### Aim
Copy out every line that contains the word "Injections".
[START]
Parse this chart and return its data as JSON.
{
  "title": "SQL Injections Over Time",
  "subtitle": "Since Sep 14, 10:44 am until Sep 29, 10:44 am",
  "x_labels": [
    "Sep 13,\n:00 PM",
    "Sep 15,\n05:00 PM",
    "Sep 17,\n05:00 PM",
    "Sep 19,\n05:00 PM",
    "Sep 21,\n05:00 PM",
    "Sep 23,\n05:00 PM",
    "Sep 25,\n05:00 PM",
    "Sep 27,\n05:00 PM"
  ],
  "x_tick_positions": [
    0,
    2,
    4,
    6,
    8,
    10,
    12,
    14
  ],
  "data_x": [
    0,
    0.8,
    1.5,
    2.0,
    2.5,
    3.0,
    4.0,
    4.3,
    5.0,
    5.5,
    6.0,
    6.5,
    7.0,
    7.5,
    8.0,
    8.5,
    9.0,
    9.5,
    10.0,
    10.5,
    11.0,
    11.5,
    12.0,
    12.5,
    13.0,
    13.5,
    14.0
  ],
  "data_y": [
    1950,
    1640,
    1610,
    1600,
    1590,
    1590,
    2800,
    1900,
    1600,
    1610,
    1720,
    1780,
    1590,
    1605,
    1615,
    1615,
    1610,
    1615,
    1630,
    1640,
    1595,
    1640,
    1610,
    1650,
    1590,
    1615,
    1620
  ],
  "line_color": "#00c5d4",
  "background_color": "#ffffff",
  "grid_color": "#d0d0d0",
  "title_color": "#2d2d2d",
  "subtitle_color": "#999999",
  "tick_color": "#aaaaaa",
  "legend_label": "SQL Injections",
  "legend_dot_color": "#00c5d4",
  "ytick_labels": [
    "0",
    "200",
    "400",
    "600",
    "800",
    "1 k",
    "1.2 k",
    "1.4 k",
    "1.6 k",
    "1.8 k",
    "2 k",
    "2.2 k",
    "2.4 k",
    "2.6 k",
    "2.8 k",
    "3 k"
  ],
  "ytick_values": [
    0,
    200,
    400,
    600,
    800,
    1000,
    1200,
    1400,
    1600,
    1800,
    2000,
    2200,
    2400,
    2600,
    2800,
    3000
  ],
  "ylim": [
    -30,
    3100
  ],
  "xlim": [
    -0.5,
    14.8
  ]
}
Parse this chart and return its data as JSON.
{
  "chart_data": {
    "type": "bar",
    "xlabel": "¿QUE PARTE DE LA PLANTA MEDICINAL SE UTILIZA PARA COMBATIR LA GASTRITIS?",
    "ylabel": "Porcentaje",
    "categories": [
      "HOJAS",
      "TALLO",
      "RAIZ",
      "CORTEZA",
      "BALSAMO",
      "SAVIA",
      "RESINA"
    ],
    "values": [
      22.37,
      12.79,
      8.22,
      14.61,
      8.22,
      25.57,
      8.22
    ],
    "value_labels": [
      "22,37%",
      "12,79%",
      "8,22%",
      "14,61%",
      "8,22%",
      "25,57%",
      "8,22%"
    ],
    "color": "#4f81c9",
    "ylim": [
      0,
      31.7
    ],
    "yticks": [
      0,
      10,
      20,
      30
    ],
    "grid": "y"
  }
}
[END]
### Result
  "title": "SQL Injections Over Time",
  "legend_label": "SQL Injections",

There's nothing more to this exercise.